Provided records:
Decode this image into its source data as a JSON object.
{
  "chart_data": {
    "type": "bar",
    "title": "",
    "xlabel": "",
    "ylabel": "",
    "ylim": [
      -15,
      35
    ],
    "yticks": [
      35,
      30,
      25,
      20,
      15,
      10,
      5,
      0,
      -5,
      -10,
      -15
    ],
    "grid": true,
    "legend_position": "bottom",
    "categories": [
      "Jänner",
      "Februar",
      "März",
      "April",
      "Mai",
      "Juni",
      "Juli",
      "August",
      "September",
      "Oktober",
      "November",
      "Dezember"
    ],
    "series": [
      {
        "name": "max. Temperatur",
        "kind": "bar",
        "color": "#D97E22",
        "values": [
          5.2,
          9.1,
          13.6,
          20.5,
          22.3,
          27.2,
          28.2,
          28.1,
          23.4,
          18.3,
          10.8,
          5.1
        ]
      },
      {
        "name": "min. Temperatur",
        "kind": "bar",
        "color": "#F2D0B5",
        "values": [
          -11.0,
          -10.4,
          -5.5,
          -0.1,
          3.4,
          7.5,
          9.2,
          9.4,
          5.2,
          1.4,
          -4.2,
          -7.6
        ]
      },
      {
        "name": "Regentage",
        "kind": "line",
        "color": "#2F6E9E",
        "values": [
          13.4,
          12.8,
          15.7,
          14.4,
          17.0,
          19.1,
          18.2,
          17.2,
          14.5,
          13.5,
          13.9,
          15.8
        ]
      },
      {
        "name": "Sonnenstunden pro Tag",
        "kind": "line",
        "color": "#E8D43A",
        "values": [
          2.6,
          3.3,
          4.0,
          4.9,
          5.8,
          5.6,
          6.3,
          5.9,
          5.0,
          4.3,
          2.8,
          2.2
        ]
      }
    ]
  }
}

Exercise aim: Extract the data in full. Keep it word for word.

Correct result:
Decode this image into its source data as a JSON object.
{
  "chart_data": {
    "type": "bar",
    "title": "",
    "xlabel": "",
    "ylabel": "",
    "ylim": [
      -15,
      35
    ],
    "yticks": [
      35,
      30,
      25,
      20,
      15,
      10,
      5,
      0,
      -5,
      -10,
      -15
    ],
    "grid": true,
    "legend_position": "bottom",
    "categories": [
      "Jänner",
      "Februar",
      "März",
      "April",
      "Mai",
      "Juni",
      "Juli",
      "August",
      "September",
      "Oktober",
      "November",
      "Dezember"
    ],
    "series": [
      {
        "name": "max. Temperatur",
        "kind": "bar",
        "color": "#D97E22",
        "values": [
          5.2,
          9.1,
          13.6,
          20.5,
          22.3,
          27.2,
          28.2,
          28.1,
          23.4,
          18.3,
          10.8,
          5.1
        ]
      },
      {
        "name": "min. Temperatur",
        "kind": "bar",
        "color": "#F2D0B5",
        "values": [
          -11.0,
          -10.4,
          -5.5,
          -0.1,
          3.4,
          7.5,
          9.2,
          9.4,
          5.2,
          1.4,
          -4.2,
          -7.6
        ]
      },
      {
        "name": "Regentage",
        "kind": "line",
        "color": "#2F6E9E",
        "values": [
          13.4,
          12.8,
          15.7,
          14.4,
          17.0,
          19.1,
          18.2,
          17.2,
          14.5,
          13.5,
          13.9,
          15.8
        ]
      },
      {
        "name": "Sonnenstunden pro Tag",
        "kind": "line",
        "color": "#E8D43A",
        "values": [
          2.6,
          3.3,
          4.0,
          4.9,
          5.8,
          5.6,
          6.3,
          5.9,
          5.0,
          4.3,
          2.8,
          2.2
        ]
      }
    ]
  }
}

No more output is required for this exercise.